Task instructions:
Find every line below that contains the word "ffffff" and copy it out.

Supplied material:
■ ■ ■
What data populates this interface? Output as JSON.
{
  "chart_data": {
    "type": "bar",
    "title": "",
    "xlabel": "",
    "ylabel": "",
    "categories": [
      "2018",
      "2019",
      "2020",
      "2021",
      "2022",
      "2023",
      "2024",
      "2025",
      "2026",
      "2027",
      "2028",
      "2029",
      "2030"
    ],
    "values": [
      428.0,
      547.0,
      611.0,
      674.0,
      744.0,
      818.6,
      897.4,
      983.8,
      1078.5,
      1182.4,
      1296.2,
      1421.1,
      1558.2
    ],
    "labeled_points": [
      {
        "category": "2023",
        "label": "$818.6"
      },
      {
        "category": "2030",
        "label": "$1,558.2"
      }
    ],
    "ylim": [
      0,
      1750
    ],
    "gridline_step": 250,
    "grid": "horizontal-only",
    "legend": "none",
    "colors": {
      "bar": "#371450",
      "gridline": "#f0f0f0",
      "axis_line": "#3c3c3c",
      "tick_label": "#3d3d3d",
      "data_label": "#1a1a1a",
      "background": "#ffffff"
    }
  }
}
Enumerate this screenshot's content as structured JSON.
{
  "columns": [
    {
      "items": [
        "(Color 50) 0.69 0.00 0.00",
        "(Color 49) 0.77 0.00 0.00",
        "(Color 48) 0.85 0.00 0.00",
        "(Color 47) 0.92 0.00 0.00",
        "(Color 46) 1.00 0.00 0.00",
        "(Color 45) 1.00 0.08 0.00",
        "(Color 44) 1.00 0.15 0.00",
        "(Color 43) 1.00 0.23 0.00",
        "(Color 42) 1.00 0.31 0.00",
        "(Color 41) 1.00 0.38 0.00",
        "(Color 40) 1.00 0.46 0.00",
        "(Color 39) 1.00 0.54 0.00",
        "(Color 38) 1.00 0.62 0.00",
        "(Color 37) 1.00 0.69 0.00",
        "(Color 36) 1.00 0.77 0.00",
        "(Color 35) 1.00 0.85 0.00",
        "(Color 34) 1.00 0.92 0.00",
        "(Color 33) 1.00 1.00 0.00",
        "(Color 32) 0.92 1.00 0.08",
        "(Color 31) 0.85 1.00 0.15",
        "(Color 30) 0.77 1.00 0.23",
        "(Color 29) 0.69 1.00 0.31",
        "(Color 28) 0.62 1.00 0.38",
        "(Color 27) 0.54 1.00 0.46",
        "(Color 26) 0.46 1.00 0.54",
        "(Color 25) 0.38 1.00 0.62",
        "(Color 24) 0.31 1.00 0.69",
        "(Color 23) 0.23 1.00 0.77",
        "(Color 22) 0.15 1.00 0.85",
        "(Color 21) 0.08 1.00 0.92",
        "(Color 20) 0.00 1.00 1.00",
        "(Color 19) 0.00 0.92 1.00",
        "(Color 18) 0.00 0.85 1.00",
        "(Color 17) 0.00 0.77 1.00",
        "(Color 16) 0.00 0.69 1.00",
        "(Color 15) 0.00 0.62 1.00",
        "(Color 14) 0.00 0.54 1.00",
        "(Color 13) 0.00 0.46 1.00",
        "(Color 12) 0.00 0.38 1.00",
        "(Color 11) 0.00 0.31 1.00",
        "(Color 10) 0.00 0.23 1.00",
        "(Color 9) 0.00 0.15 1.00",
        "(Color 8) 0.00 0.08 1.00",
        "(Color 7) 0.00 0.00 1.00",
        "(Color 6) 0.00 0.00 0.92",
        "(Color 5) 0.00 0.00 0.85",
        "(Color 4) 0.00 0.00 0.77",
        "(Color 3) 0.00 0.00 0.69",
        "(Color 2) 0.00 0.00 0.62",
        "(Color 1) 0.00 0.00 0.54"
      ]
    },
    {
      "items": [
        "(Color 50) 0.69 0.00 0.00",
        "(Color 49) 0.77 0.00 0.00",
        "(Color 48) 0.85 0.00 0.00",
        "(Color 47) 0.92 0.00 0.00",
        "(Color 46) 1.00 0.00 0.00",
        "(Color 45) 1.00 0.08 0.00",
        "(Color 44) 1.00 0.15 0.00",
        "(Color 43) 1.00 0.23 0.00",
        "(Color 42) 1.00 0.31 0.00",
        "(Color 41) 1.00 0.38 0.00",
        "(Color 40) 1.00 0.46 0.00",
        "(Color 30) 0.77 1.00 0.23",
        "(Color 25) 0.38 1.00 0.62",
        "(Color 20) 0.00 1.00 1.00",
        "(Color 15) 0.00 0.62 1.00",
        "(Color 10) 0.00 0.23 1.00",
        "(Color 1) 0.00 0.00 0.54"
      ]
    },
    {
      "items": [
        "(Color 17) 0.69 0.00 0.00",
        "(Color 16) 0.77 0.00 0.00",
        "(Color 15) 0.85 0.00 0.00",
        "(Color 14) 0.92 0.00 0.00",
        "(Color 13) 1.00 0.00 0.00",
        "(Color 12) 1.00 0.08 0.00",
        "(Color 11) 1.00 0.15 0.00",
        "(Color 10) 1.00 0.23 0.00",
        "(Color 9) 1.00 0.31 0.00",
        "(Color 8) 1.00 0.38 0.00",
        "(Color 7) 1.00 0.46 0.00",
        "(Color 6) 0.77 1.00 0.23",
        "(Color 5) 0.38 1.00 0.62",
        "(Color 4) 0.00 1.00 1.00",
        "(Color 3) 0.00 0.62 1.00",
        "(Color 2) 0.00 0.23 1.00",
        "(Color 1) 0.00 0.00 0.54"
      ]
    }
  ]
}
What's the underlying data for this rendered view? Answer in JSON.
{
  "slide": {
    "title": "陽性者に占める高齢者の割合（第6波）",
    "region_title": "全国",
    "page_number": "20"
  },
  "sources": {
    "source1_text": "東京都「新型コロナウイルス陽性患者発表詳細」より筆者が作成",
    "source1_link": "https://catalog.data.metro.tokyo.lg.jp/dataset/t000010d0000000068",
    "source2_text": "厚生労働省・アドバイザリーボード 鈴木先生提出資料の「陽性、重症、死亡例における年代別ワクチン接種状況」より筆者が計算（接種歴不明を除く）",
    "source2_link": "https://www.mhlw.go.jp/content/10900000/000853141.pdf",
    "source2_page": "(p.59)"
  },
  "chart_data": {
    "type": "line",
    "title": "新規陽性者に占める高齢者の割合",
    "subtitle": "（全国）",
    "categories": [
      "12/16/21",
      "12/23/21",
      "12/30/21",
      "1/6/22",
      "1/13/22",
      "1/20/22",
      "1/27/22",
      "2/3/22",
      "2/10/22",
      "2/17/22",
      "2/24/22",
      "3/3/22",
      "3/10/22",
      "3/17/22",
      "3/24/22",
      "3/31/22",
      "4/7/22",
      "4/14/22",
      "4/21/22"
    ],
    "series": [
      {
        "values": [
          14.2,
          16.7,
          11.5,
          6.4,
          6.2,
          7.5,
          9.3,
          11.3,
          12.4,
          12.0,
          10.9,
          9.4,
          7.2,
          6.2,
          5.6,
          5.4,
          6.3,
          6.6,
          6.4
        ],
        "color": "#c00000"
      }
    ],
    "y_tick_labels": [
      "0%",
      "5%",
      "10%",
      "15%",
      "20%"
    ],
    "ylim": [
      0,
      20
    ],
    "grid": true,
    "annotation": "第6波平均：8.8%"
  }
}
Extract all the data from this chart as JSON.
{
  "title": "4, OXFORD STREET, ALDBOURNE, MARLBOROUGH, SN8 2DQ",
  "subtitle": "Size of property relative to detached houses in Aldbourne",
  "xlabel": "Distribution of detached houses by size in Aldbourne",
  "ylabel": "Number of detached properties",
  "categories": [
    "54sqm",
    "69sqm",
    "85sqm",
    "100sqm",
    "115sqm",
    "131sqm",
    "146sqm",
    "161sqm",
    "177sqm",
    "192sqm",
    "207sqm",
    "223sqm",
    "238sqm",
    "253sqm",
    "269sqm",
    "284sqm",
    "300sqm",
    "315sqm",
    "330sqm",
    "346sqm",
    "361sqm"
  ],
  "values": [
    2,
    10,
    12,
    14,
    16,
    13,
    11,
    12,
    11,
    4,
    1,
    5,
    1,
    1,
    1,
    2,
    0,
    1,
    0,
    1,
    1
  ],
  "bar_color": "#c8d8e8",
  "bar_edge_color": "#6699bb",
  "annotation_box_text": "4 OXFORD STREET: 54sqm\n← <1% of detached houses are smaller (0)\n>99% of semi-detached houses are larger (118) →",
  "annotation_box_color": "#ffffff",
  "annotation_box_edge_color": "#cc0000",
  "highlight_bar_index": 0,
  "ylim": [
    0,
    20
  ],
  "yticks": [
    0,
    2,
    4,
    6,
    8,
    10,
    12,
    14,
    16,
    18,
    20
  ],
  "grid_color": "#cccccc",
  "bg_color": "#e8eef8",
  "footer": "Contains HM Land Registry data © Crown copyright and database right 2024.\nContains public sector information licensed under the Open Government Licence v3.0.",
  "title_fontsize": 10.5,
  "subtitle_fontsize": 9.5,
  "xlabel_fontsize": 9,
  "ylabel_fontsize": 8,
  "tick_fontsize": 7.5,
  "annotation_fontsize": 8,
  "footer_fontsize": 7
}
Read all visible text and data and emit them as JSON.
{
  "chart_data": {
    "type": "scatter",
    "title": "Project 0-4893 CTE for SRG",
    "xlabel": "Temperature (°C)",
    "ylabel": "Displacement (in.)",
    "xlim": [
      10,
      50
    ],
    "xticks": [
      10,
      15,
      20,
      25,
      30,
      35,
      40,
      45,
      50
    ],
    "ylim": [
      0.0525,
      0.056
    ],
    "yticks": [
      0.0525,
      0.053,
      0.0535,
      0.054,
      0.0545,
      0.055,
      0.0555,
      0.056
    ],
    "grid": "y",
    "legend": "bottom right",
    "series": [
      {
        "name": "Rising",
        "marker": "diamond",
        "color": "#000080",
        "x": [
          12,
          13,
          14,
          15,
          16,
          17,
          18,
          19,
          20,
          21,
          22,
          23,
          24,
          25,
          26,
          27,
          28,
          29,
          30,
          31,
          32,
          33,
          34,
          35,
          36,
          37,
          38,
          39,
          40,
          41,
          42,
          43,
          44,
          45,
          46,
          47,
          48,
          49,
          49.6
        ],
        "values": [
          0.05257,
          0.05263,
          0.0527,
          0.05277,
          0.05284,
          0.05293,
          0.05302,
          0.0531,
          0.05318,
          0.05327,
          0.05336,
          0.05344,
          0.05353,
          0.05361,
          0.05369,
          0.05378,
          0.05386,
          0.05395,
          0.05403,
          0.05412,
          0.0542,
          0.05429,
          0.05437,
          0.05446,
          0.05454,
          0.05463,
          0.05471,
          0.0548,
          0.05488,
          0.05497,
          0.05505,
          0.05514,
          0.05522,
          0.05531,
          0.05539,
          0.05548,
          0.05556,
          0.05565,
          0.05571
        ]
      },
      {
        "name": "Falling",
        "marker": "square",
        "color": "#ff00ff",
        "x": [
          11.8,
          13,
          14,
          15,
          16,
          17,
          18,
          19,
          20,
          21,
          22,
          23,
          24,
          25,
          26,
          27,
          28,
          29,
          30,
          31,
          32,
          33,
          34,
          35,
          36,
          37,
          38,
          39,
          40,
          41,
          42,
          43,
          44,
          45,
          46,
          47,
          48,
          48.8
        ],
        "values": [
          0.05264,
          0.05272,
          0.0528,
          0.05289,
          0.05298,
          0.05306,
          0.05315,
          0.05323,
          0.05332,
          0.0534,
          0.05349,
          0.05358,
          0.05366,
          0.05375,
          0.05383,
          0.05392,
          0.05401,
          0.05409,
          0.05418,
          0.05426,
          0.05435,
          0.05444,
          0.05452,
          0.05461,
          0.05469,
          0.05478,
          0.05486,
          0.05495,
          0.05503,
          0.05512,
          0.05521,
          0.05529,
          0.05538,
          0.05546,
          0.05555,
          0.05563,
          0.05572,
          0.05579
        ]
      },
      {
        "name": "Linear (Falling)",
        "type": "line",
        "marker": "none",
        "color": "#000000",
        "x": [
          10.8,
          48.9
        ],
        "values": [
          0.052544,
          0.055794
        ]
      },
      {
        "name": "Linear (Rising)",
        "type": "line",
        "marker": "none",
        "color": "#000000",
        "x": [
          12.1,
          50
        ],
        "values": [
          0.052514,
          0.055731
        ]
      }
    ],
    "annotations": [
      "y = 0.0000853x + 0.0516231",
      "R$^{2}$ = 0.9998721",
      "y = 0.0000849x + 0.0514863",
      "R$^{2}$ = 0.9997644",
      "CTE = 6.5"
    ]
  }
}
■ ■ ■
Response to the task:
      "background": "#ffffff"
  "annotation_box_color": "#ffffff",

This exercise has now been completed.